# [TASK TO COMPLETE]
Scan the material for the word "Factions", and copy each line where it shows up.

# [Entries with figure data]
==================================================

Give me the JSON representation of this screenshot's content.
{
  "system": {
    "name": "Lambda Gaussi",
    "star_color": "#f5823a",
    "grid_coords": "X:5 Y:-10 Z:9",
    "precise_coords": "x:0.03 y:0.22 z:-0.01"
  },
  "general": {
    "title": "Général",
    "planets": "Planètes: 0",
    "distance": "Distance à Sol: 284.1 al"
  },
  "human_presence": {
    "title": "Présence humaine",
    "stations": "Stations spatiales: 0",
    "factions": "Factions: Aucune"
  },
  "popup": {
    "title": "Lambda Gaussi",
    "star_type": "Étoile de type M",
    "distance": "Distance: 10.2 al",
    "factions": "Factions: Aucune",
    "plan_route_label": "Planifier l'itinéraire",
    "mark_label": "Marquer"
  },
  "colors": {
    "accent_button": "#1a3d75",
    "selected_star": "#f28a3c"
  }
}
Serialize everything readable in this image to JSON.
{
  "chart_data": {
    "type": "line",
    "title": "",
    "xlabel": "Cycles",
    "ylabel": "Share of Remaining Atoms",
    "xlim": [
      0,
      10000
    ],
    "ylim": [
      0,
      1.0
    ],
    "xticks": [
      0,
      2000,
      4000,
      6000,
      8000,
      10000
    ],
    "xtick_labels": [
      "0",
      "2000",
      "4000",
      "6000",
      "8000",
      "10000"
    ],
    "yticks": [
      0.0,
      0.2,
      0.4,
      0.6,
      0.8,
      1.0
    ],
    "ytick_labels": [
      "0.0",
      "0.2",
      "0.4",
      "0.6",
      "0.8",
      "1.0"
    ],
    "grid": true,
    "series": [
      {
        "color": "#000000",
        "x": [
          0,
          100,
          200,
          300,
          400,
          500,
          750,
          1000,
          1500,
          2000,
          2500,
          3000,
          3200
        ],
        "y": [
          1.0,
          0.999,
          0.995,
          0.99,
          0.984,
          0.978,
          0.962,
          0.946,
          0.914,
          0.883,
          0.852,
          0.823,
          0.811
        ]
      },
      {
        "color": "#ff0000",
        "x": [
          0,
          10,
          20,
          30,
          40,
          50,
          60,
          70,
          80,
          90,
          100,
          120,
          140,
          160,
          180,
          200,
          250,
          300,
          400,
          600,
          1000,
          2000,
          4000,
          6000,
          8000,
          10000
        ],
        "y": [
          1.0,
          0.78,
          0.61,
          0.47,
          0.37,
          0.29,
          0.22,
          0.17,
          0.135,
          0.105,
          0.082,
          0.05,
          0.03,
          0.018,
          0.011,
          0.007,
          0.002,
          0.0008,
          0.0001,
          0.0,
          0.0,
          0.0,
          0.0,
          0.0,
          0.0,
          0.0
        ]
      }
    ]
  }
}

==================================================

# [THE ANSWER]
    "factions": "Factions: Aucune"
    "factions": "Factions: Aucune",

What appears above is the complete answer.